= DATA ROWS =
━━━━
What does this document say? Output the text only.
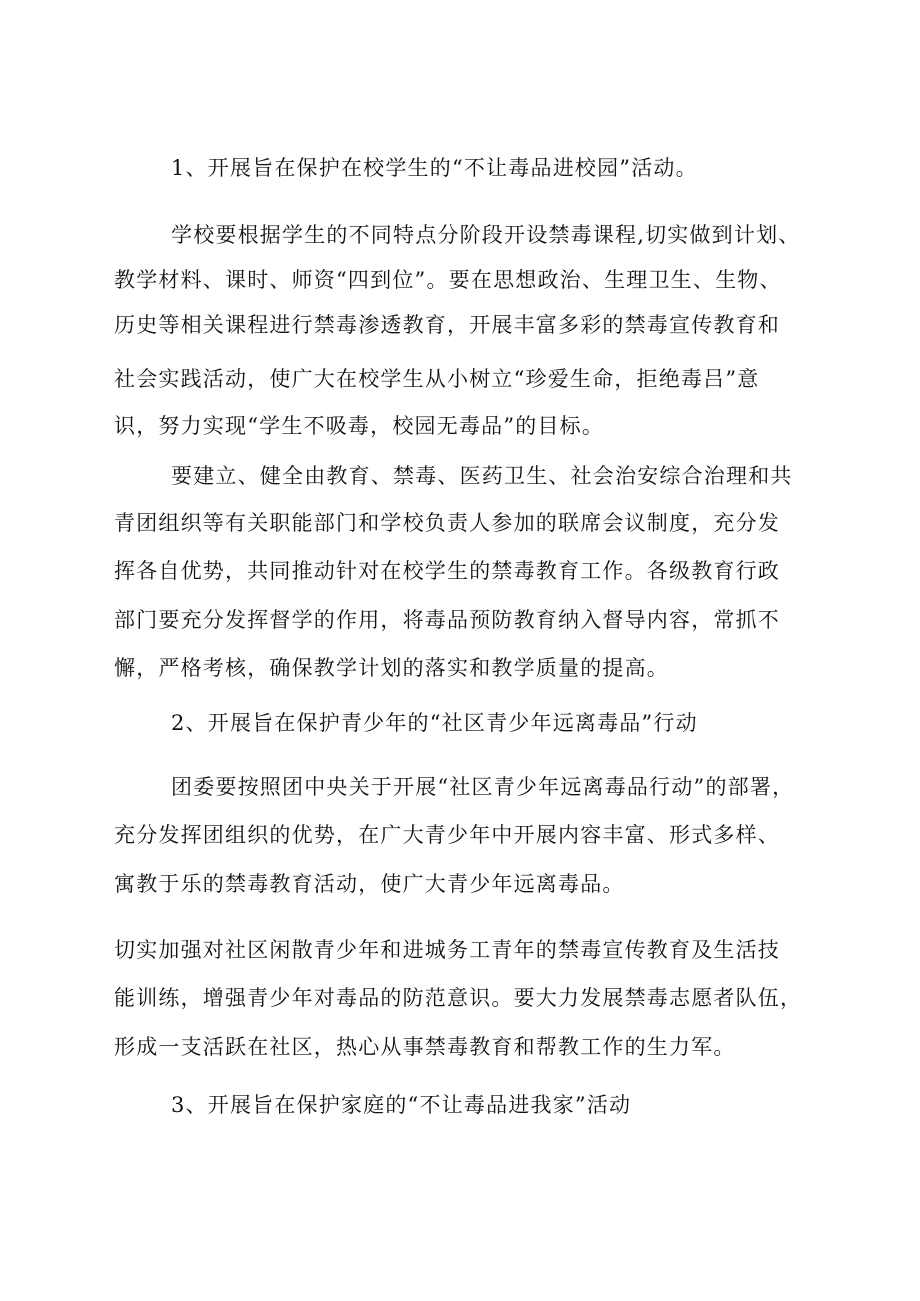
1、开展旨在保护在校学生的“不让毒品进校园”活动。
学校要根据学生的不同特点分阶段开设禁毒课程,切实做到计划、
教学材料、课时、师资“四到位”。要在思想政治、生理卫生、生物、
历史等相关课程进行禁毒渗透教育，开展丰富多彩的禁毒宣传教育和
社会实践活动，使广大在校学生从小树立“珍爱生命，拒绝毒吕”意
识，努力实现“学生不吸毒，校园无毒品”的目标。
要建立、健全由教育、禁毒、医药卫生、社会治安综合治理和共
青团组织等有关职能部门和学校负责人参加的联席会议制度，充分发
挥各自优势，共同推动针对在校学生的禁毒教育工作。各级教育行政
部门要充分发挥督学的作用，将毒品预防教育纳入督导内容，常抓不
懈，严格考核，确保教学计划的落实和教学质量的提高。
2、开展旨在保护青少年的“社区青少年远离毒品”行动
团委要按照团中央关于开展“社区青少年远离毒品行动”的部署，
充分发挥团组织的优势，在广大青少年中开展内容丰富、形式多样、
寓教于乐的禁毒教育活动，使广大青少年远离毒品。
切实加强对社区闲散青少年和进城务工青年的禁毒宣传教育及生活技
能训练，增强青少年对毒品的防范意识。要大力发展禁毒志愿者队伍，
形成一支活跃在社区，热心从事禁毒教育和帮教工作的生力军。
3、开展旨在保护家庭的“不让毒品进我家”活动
━━━━
= DO THIS =
Your task is to set down the records shown above exactly, minus any pictures.

= OUTPUT FOR THIS TASK =
What does this document say? Output the text only.
1、开展旨在保护在校学生的“不让毒品进校园”活动。
学校要根据学生的不同特点分阶段开设禁毒课程,切实做到计划、
教学材料、课时、师资“四到位”。要在思想政治、生理卫生、生物、
历史等相关课程进行禁毒渗透教育，开展丰富多彩的禁毒宣传教育和
社会实践活动，使广大在校学生从小树立“珍爱生命，拒绝毒吕”意
识，努力实现“学生不吸毒，校园无毒品”的目标。
要建立、健全由教育、禁毒、医药卫生、社会治安综合治理和共
青团组织等有关职能部门和学校负责人参加的联席会议制度，充分发
挥各自优势，共同推动针对在校学生的禁毒教育工作。各级教育行政
部门要充分发挥督学的作用，将毒品预防教育纳入督导内容，常抓不
懈，严格考核，确保教学计划的落实和教学质量的提高。
2、开展旨在保护青少年的“社区青少年远离毒品”行动
团委要按照团中央关于开展“社区青少年远离毒品行动”的部署，
充分发挥团组织的优势，在广大青少年中开展内容丰富、形式多样、
寓教于乐的禁毒教育活动，使广大青少年远离毒品。
切实加强对社区闲散青少年和进城务工青年的禁毒宣传教育及生活技
能训练，增强青少年对毒品的防范意识。要大力发展禁毒志愿者队伍，
形成一支活跃在社区，热心从事禁毒教育和帮教工作的生力军。
3、开展旨在保护家庭的“不让毒品进我家”活动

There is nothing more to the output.